Aim of the task: Keep only the lines where "date" appears.

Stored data
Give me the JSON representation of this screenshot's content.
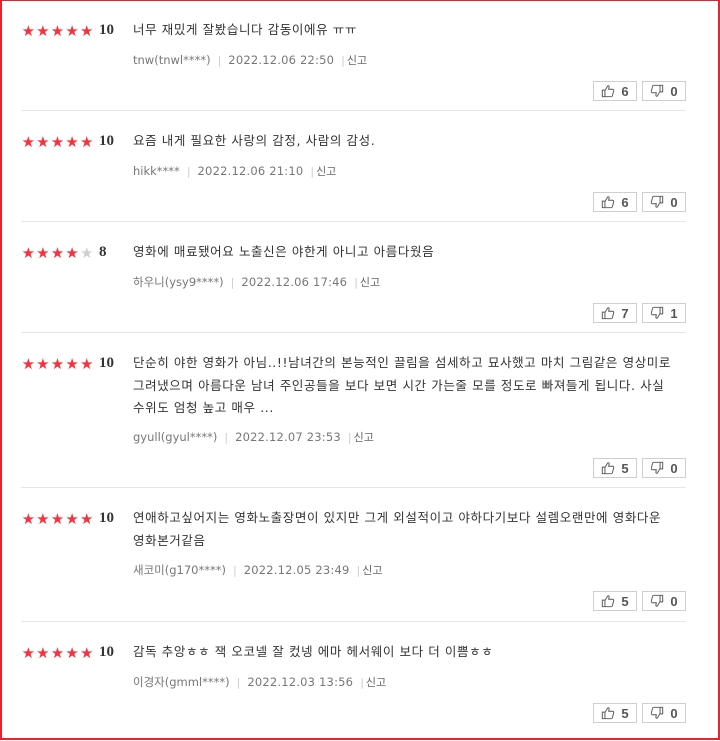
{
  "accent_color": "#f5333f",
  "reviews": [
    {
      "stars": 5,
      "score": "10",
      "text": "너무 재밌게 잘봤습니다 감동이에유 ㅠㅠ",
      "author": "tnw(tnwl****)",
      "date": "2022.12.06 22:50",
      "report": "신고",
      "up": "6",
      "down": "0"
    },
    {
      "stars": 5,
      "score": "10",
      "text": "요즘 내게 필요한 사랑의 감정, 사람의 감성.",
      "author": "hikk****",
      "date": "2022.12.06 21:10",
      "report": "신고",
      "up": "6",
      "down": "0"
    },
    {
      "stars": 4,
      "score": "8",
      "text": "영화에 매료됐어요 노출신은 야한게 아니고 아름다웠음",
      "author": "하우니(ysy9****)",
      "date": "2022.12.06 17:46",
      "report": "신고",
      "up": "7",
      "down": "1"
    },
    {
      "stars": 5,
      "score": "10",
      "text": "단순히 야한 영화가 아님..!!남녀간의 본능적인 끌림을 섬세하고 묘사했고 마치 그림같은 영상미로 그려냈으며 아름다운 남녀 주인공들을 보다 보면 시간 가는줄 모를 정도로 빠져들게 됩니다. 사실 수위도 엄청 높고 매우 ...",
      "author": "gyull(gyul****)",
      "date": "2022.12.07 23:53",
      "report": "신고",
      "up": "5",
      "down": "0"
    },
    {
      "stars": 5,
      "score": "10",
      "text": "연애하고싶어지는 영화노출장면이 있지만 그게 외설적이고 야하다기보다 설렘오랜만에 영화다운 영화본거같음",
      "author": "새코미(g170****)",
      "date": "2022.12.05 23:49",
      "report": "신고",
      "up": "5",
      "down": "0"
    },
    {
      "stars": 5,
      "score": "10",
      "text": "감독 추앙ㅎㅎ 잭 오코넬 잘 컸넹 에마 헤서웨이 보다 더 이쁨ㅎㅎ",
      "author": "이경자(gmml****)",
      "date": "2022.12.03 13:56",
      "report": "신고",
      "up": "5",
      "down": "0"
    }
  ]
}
==
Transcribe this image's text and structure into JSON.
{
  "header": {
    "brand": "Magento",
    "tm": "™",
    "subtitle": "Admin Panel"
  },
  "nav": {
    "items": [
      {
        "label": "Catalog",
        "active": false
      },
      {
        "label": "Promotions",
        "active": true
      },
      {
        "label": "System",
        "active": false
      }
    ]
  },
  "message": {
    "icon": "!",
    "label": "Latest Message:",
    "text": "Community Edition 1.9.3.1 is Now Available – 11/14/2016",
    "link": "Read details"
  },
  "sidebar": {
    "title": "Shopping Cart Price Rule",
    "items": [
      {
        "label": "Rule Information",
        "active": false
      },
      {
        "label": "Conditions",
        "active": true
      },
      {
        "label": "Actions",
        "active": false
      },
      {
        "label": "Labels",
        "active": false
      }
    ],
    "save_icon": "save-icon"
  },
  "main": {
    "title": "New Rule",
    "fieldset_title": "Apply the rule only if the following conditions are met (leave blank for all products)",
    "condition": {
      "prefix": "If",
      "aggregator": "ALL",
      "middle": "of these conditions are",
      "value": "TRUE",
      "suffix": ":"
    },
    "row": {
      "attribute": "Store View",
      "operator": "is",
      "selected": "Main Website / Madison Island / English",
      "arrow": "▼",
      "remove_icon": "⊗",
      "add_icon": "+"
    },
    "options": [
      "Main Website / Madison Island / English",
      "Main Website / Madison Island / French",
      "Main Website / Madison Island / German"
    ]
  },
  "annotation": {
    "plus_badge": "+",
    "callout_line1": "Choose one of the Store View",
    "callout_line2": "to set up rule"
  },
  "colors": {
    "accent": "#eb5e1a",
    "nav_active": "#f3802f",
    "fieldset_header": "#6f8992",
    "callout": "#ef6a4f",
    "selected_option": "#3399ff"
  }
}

Solution below:
      "date": "2022.12.06 22:50",
      "date": "2022.12.06 21:10",
      "date": "2022.12.06 17:46",
      "date": "2022.12.07 23:53",
      "date": "2022.12.05 23:49",
      "date": "2022.12.03 13:56",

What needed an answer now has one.